What is expected
Output the entries word for word. Omit images.

[Dataset rows about figures]
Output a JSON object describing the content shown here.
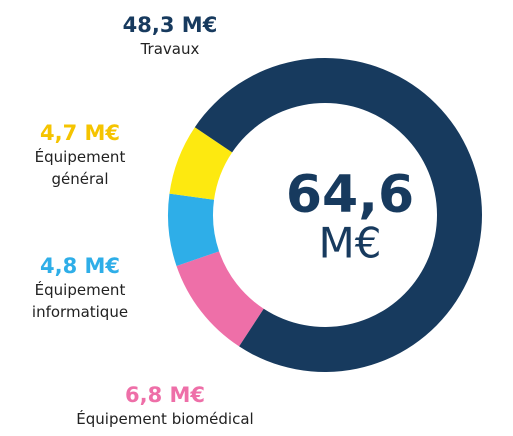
{
  "chart_data": {
    "type": "donut",
    "center_label": "64,6",
    "center_unit": "M€",
    "series": [
      {
        "name": "Travaux",
        "color": "#173a5e",
        "label_color": "#173a5e",
        "values": [
          48.3
        ],
        "value_labels": [
          "48,3 M€"
        ]
      },
      {
        "name": "Équipement général",
        "color": "#fde910",
        "label_color": "#f5c400",
        "values": [
          4.7
        ],
        "value_labels": [
          "4,7 M€"
        ]
      },
      {
        "name": "Équipement informatique",
        "color": "#2eaee8",
        "label_color": "#2eaee8",
        "values": [
          4.8
        ],
        "value_labels": [
          "4,8 M€"
        ]
      },
      {
        "name": "Équipement biomédical",
        "color": "#ee6fa8",
        "label_color": "#ee6fa8",
        "values": [
          6.8
        ],
        "value_labels": [
          "6,8 M€"
        ]
      }
    ]
  }
}
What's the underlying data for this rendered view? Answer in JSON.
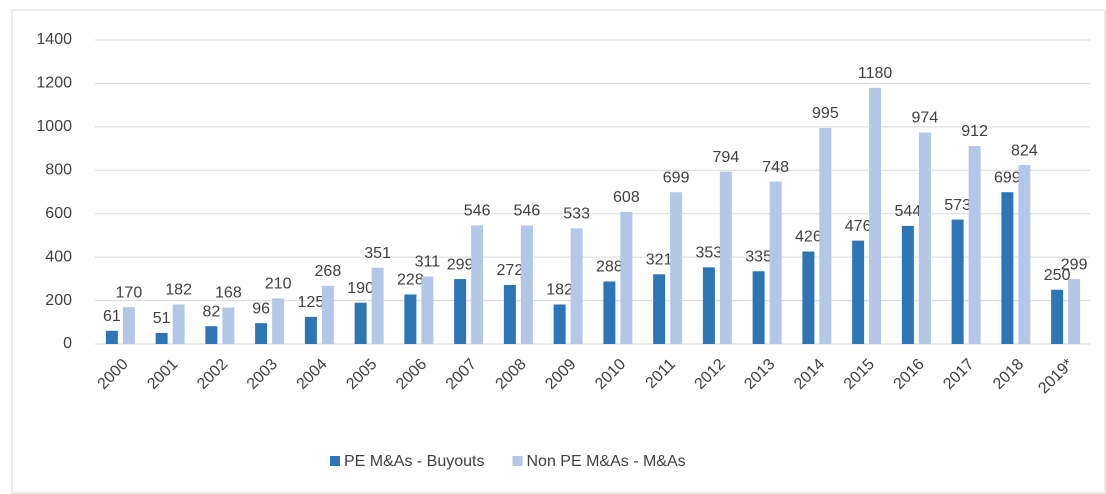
{
  "chart_data": {
    "type": "bar",
    "categories": [
      "2000",
      "2001",
      "2002",
      "2003",
      "2004",
      "2005",
      "2006",
      "2007",
      "2008",
      "2009",
      "2010",
      "2011",
      "2012",
      "2013",
      "2014",
      "2015",
      "2016",
      "2017",
      "2018",
      "2019*"
    ],
    "series": [
      {
        "name": "PE M&As - Buyouts",
        "color": "#2e75b6",
        "values": [
          61,
          51,
          82,
          96,
          125,
          190,
          228,
          299,
          272,
          182,
          288,
          321,
          353,
          335,
          426,
          476,
          544,
          573,
          699,
          250
        ]
      },
      {
        "name": "Non PE M&As - M&As",
        "color": "#b4c7e7",
        "values": [
          170,
          182,
          168,
          210,
          268,
          351,
          311,
          546,
          546,
          533,
          608,
          699,
          794,
          748,
          995,
          1180,
          974,
          912,
          824,
          299
        ]
      }
    ],
    "ylim": [
      0,
      1400
    ],
    "yticks": [
      0,
      200,
      400,
      600,
      800,
      1000,
      1200,
      1400
    ],
    "grid": true,
    "legend": "bottom"
  }
}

Problem solution
Output a JSON object describing the content shown here.
{
  "chart_data": {
    "type": "donut",
    "center_label": "64,6",
    "center_unit": "M€",
    "series": [
      {
        "name": "Travaux",
        "color": "#173a5e",
        "label_color": "#173a5e",
        "values": [
          48.3
        ],
        "value_labels": [
          "48,3 M€"
        ]
      },
      {
        "name": "Équipement général",
        "color": "#fde910",
        "label_color": "#f5c400",
        "values": [
          4.7
        ],
        "value_labels": [
          "4,7 M€"
        ]
      },
      {
        "name": "Équipement informatique",
        "color": "#2eaee8",
        "label_color": "#2eaee8",
        "values": [
          4.8
        ],
        "value_labels": [
          "4,8 M€"
        ]
      },
      {
        "name": "Équipement biomédical",
        "color": "#ee6fa8",
        "label_color": "#ee6fa8",
        "values": [
          6.8
        ],
        "value_labels": [
          "6,8 M€"
        ]
      }
    ]
  }
}
What's the underlying data for this rendered view? Answer in JSON.
{
  "chart_data": {
    "type": "bar",
    "categories": [
      "2000",
      "2001",
      "2002",
      "2003",
      "2004",
      "2005",
      "2006",
      "2007",
      "2008",
      "2009",
      "2010",
      "2011",
      "2012",
      "2013",
      "2014",
      "2015",
      "2016",
      "2017",
      "2018",
      "2019*"
    ],
    "series": [
      {
        "name": "PE M&As - Buyouts",
        "color": "#2e75b6",
        "values": [
          61,
          51,
          82,
          96,
          125,
          190,
          228,
          299,
          272,
          182,
          288,
          321,
          353,
          335,
          426,
          476,
          544,
          573,
          699,
          250
        ]
      },
      {
        "name": "Non PE M&As - M&As",
        "color": "#b4c7e7",
        "values": [
          170,
          182,
          168,
          210,
          268,
          351,
          311,
          546,
          546,
          533,
          608,
          699,
          794,
          748,
          995,
          1180,
          974,
          912,
          824,
          299
        ]
      }
    ],
    "ylim": [
      0,
      1400
    ],
    "yticks": [
      0,
      200,
      400,
      600,
      800,
      1000,
      1200,
      1400
    ],
    "grid": true,
    "legend": "bottom"
  }
}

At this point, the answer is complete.